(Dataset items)
>>>

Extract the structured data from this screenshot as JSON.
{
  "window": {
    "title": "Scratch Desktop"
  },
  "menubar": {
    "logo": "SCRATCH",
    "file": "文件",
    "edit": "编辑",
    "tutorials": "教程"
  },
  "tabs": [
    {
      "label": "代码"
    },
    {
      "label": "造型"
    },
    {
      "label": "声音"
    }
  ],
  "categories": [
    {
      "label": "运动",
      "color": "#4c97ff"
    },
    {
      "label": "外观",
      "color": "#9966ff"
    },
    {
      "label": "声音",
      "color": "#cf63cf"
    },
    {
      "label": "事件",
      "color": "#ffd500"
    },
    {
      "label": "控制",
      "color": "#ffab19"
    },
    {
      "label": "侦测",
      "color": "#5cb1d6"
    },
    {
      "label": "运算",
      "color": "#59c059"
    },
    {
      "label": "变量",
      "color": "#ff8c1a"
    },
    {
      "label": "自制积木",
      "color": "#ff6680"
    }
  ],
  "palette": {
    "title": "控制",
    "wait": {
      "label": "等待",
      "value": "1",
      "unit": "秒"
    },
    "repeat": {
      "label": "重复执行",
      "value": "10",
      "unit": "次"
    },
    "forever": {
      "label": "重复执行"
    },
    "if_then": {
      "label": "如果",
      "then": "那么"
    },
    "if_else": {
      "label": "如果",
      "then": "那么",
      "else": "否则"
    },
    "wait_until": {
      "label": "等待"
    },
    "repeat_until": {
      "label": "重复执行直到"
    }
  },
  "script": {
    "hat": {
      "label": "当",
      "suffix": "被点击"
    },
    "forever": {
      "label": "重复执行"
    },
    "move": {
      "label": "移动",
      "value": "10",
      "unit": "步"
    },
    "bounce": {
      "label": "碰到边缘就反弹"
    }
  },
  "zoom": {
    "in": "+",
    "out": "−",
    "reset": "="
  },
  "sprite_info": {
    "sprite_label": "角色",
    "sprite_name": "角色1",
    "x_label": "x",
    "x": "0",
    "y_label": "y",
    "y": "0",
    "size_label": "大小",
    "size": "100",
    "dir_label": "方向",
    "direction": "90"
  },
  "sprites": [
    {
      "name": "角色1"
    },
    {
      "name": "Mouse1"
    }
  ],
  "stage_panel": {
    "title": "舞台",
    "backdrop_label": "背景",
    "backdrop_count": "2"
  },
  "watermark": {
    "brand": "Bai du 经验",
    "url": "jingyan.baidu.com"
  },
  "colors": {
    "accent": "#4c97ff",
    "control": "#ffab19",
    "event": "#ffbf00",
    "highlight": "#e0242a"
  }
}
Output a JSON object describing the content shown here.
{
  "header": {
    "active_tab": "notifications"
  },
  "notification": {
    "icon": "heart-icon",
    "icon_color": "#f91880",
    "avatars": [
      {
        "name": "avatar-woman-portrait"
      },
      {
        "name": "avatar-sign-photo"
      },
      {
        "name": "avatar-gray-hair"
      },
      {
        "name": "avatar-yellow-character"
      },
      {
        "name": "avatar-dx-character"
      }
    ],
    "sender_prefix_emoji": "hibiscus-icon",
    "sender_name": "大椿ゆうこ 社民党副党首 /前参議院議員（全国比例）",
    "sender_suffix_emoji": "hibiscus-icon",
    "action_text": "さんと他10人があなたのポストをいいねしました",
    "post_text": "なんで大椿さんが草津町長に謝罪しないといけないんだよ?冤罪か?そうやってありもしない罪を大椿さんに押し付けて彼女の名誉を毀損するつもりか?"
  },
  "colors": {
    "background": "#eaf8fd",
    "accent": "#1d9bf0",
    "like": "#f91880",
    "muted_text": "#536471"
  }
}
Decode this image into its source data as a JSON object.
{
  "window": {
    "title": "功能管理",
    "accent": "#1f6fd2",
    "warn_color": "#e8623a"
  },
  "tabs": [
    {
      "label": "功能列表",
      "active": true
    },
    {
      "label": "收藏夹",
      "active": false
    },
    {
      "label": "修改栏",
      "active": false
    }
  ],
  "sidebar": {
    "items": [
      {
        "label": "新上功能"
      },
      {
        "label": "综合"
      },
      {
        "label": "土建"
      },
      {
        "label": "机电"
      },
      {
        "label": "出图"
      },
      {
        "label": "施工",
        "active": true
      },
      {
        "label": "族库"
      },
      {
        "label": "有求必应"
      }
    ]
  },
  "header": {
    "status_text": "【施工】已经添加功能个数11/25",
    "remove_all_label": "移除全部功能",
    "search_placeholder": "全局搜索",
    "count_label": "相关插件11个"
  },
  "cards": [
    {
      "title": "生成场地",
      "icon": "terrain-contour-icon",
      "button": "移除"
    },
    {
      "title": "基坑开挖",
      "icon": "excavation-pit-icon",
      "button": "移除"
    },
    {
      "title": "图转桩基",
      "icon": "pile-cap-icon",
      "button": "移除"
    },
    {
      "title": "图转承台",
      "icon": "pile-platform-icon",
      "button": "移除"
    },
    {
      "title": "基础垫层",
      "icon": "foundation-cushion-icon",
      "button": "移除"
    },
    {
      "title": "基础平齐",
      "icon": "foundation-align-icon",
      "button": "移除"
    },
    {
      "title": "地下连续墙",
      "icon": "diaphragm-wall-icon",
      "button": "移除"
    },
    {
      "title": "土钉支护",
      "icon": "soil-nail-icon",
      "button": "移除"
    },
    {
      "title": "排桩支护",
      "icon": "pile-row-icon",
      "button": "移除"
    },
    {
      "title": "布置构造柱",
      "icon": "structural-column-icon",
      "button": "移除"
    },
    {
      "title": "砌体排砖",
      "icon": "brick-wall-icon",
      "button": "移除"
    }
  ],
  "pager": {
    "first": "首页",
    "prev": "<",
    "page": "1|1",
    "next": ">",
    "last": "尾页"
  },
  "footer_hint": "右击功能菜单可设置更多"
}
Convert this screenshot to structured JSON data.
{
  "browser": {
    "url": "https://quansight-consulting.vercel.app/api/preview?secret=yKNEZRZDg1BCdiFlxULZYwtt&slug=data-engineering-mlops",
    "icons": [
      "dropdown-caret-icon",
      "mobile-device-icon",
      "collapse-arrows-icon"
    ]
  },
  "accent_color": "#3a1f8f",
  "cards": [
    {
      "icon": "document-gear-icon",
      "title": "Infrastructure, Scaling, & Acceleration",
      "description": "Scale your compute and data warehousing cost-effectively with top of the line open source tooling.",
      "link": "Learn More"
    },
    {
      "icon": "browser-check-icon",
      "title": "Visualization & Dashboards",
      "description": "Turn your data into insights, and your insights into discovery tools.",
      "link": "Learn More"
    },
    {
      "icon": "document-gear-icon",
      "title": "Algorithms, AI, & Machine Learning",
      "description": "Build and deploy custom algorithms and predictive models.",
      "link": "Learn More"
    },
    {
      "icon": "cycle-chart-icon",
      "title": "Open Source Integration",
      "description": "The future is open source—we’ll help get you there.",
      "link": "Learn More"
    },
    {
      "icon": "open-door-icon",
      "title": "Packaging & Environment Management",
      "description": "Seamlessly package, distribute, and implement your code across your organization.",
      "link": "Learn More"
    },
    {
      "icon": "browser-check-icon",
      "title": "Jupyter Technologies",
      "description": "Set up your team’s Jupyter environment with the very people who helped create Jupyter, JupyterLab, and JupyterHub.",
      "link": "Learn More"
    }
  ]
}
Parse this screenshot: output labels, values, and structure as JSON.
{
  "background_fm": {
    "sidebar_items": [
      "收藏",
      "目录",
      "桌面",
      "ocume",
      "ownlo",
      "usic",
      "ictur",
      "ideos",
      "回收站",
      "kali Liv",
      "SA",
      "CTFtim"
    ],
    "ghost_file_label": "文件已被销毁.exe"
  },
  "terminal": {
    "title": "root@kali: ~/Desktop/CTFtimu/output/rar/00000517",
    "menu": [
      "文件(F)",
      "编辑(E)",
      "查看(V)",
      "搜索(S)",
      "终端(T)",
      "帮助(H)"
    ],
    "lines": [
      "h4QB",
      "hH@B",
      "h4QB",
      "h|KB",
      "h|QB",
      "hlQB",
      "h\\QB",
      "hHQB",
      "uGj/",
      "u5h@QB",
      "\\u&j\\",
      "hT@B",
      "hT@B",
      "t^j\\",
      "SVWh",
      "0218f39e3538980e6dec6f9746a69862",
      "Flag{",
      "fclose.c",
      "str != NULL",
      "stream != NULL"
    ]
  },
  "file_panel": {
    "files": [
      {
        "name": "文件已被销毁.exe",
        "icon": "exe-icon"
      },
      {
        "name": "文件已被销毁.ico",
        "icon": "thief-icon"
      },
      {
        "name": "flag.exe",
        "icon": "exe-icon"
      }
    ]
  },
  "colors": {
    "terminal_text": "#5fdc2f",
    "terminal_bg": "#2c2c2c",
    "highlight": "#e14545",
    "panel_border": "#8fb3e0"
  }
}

<<<

> **Do this**
Pull out every line above that holds the word "Jupyter".

> **Result of this exercise**
      "title": "Jupyter Technologies",
      "description": "Set up your team’s Jupyter environment with the very people who helped create Jupyter, JupyterLab, and JupyterHub.",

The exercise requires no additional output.